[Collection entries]
--- begin ---
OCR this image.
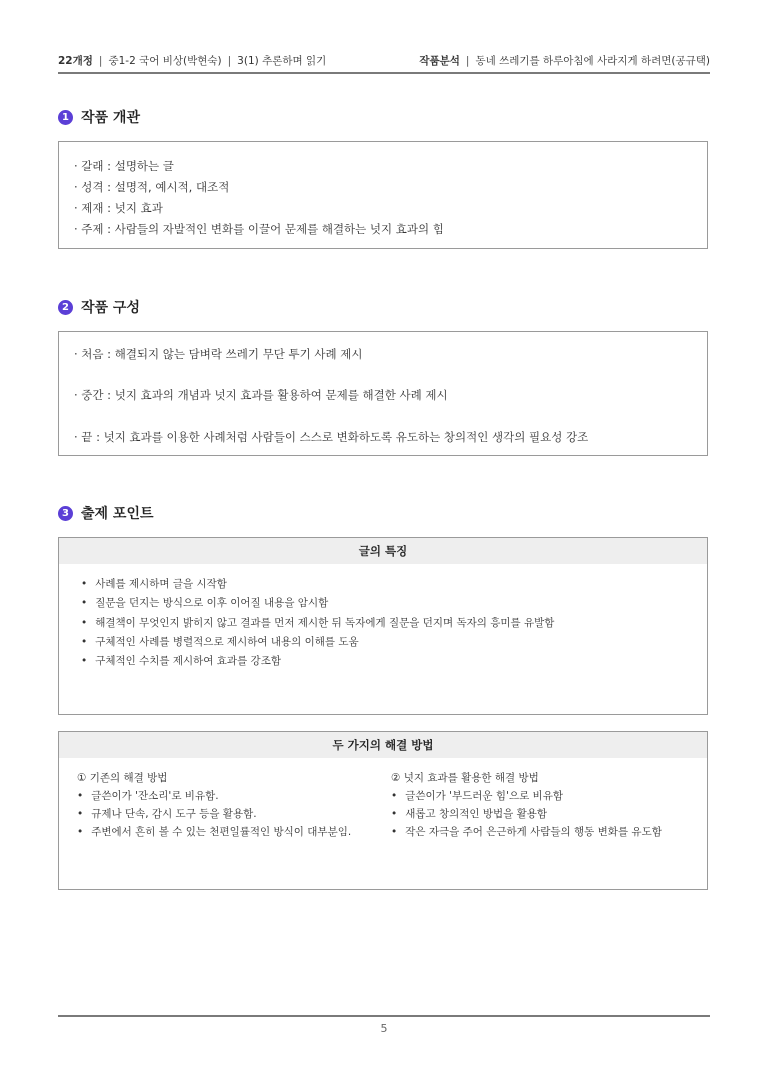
22개정 | 중1-2 국어 비상(박현숙) | 3(1) 추론하며 읽기	작품분석 | 동네 쓰레기를 하루아침에 사라지게 하려면(공규택)
1 작품 개관
· 갈래 : 설명하는 글
· 성격 : 설명적, 예시적, 대조적
· 제재 : 넛지 효과
· 주제 : 사람들의 자발적인 변화를 이끌어 문제를 해결하는 넛지 효과의 힘
2 작품 구성
· 처음 : 해결되지 않는 담벼락 쓰레기 무단 투기 사례 제시
· 중간 : 넛지 효과의 개념과 넛지 효과를 활용하여 문제를 해결한 사례 제시
· 끝 : 넛지 효과를 이용한 사례처럼 사람들이 스스로 변화하도록 유도하는 창의적인 생각의 필요성 강조
3 출제 포인트
글의 특징
• 사례를 제시하며 글을 시작함
• 질문을 던지는 방식으로 이후 이어질 내용을 암시함
• 해결책이 무엇인지 밝히지 않고 결과를 먼저 제시한 뒤 독자에게 질문을 던지며 독자의 흥미를 유발함
• 구체적인 사례를 병렬적으로 제시하여 내용의 이해를 도움
• 구체적인 수치를 제시하여 효과를 강조함
두 가지의 해결 방법
① 기존의 해결 방법
• 글쓴이가 '잔소리'로 비유함.
• 규제나 단속, 감시 도구 등을 활용함.
• 주변에서 흔히 볼 수 있는 천편일률적인 방식이 대부분임.
② 넛지 효과를 활용한 해결 방법
• 글쓴이가 '부드러운 힘'으로 비유함
• 새롭고 창의적인 방법을 활용함
• 작은 자극을 주어 은근하게 사람들의 행동 변화를 유도함
5
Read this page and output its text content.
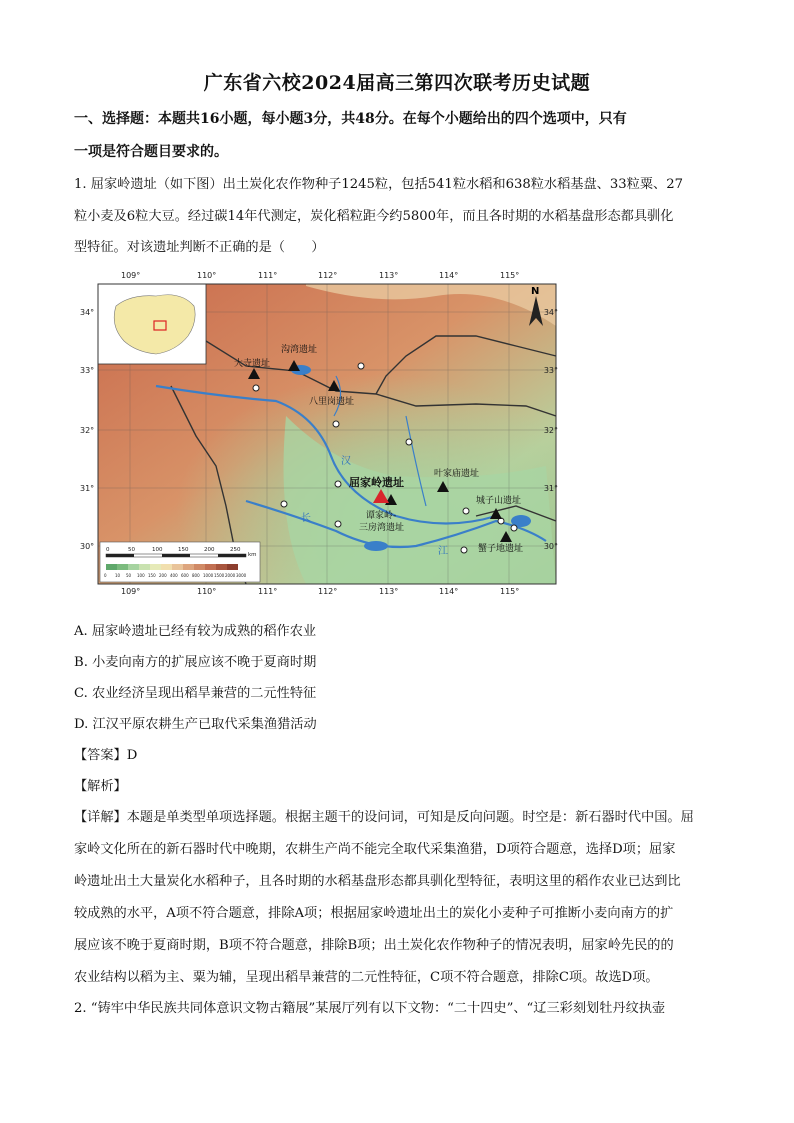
广东省六校2024届高三第四次联考历史试题
一、选择题：本题共16小题，每小题3分，共48分。在每个小题给出的四个选项中，只有
一项是符合题目要求的。
1. 屈家岭遗址（如下图）出土炭化农作物种子1245粒，包括541粒水稻和638粒水稻基盘、33粒粟、27
粒小麦及6粒大豆。经过碳14年代测定，炭化稻粒距今约5800年，而且各时期的水稻基盘形态都具驯化
型特征。对该遗址判断不正确的是（　　）
109°	110°	111°	112°	113°	114°	115°
109°	110°	111°	112°	113°	114°	115°
34°
33°
32°
31°
30°
34°
33°
32°
31°
30°
N
汉
长
江
沟湾遗址
大寺遗址
八里岗遗址
屈家岭遗址
叶家庙遗址
谭家岭-
三房湾遗址
城子山遗址
蟹子地遗址
0	50	100	150	200	250
km
0 10 50 100 150 200 400 600 800 1000 1500 2000 3000
A. 屈家岭遗址已经有较为成熟的稻作农业
B. 小麦向南方的扩展应该不晚于夏商时期
C. 农业经济呈现出稻旱兼营的二元性特征
D. 江汉平原农耕生产已取代采集渔猎活动
【答案】D
【解析】
【详解】本题是单类型单项选择题。根据主题干的设问词，可知是反向问题。时空是：新石器时代中国。屈
家岭文化所在的新石器时代中晚期，农耕生产尚不能完全取代采集渔猎，D项符合题意，选择D项；屈家
岭遗址出土大量炭化水稻种子，且各时期的水稻基盘形态都具驯化型特征，表明这里的稻作农业已达到比
较成熟的水平，A项不符合题意，排除A项；根据屈家岭遗址出土的炭化小麦种子可推断小麦向南方的扩
展应该不晚于夏商时期，B项不符合题意，排除B项；出土炭化农作物种子的情况表明，屈家岭先民的的
农业结构以稻为主、粟为辅，呈现出稻旱兼营的二元性特征，C项不符合题意，排除C项。故选D项。
2. “铸牢中华民族共同体意识文物古籍展”某展厅列有以下文物：“二十四史”、“辽三彩刻划牡丹纹执壶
--- end ---
**To do**
Which lines hold the string "구체적인"? Copy all of them from the data above.

**Expected output**
• 구체적인 사례를 병렬적으로 제시하여 내용의 이해를 도움
• 구체적인 수치를 제시하여 효과를 강조함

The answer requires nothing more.